- _WORK TO COMPLETE_
Would you transcribe the listing that follows, character for character, and omit its images?

* BEGIN EXERCISE INPUT *

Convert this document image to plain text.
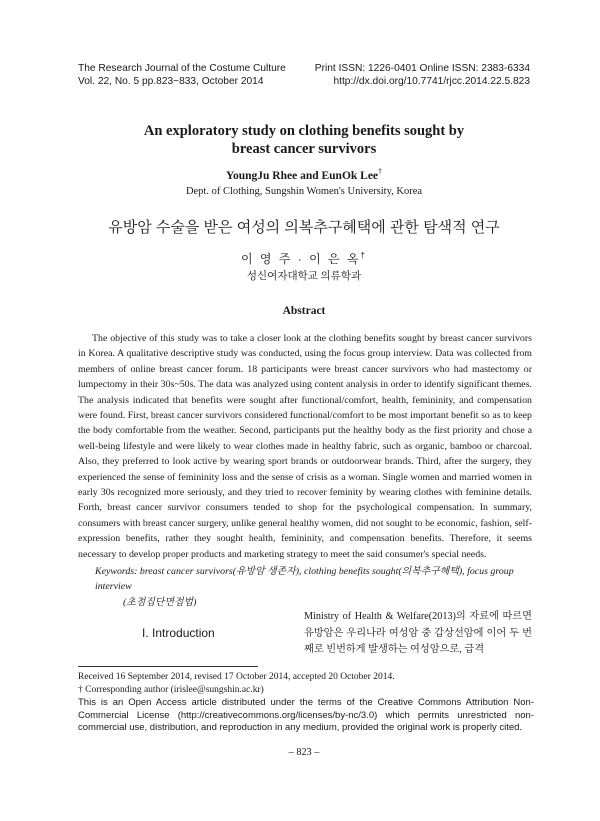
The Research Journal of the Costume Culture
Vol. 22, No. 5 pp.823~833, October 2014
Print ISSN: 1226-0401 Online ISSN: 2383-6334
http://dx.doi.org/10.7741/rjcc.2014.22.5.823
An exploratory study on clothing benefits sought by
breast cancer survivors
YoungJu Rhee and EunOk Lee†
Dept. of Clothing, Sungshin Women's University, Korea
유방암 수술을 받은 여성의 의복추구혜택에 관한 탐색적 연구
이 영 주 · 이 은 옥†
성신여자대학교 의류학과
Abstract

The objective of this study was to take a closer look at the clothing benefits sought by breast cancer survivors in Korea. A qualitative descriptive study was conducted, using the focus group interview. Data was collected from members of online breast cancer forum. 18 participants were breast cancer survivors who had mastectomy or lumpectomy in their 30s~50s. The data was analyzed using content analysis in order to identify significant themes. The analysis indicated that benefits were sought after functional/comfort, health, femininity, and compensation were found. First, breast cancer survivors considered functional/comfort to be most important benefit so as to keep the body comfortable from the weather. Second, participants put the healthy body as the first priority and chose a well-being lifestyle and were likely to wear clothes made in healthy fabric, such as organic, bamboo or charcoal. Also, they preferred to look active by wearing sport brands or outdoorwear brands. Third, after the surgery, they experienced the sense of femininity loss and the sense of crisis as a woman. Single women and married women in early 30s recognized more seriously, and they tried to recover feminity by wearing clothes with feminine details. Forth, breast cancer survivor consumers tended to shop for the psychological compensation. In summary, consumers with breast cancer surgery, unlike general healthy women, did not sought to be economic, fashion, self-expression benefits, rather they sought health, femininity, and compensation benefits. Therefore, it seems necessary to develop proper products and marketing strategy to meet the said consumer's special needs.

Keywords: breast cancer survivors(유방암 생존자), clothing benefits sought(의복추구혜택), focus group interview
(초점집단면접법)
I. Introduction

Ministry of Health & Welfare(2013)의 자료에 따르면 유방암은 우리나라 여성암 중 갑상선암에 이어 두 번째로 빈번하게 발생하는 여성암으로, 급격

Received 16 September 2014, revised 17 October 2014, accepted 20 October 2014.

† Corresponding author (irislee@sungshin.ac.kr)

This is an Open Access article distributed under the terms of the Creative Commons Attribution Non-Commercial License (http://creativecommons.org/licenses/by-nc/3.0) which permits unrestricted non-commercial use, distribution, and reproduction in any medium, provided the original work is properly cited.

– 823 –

* END EXERCISE INPUT *

- _THE ANSWER_
Convert this document image to plain text.
The Research Journal of the Costume Culture
Vol. 22, No. 5 pp.823~833, October 2014
Print ISSN: 1226-0401 Online ISSN: 2383-6334
http://dx.doi.org/10.7741/rjcc.2014.22.5.823
An exploratory study on clothing benefits sought by
breast cancer survivors
YoungJu Rhee and EunOk Lee†
Dept. of Clothing, Sungshin Women's University, Korea
유방암 수술을 받은 여성의 의복추구혜택에 관한 탐색적 연구
이 영 주 · 이 은 옥†
성신여자대학교 의류학과
Abstract

The objective of this study was to take a closer look at the clothing benefits sought by breast cancer survivors in Korea. A qualitative descriptive study was conducted, using the focus group interview. Data was collected from members of online breast cancer forum. 18 participants were breast cancer survivors who had mastectomy or lumpectomy in their 30s~50s. The data was analyzed using content analysis in order to identify significant themes. The analysis indicated that benefits were sought after functional/comfort, health, femininity, and compensation were found. First, breast cancer survivors considered functional/comfort to be most important benefit so as to keep the body comfortable from the weather. Second, participants put the healthy body as the first priority and chose a well-being lifestyle and were likely to wear clothes made in healthy fabric, such as organic, bamboo or charcoal. Also, they preferred to look active by wearing sport brands or outdoorwear brands. Third, after the surgery, they experienced the sense of femininity loss and the sense of crisis as a woman. Single women and married women in early 30s recognized more seriously, and they tried to recover feminity by wearing clothes with feminine details. Forth, breast cancer survivor consumers tended to shop for the psychological compensation. In summary, consumers with breast cancer surgery, unlike general healthy women, did not sought to be economic, fashion, self-expression benefits, rather they sought health, femininity, and compensation benefits. Therefore, it seems necessary to develop proper products and marketing strategy to meet the said consumer's special needs.

Keywords: breast cancer survivors(유방암 생존자), clothing benefits sought(의복추구혜택), focus group interview
(초점집단면접법)
I. Introduction

Ministry of Health & Welfare(2013)의 자료에 따르면 유방암은 우리나라 여성암 중 갑상선암에 이어 두 번째로 빈번하게 발생하는 여성암으로, 급격

Received 16 September 2014, revised 17 October 2014, accepted 20 October 2014.

† Corresponding author (irislee@sungshin.ac.kr)

This is an Open Access article distributed under the terms of the Creative Commons Attribution Non-Commercial License (http://creativecommons.org/licenses/by-nc/3.0) which permits unrestricted non-commercial use, distribution, and reproduction in any medium, provided the original work is properly cited.

– 823 –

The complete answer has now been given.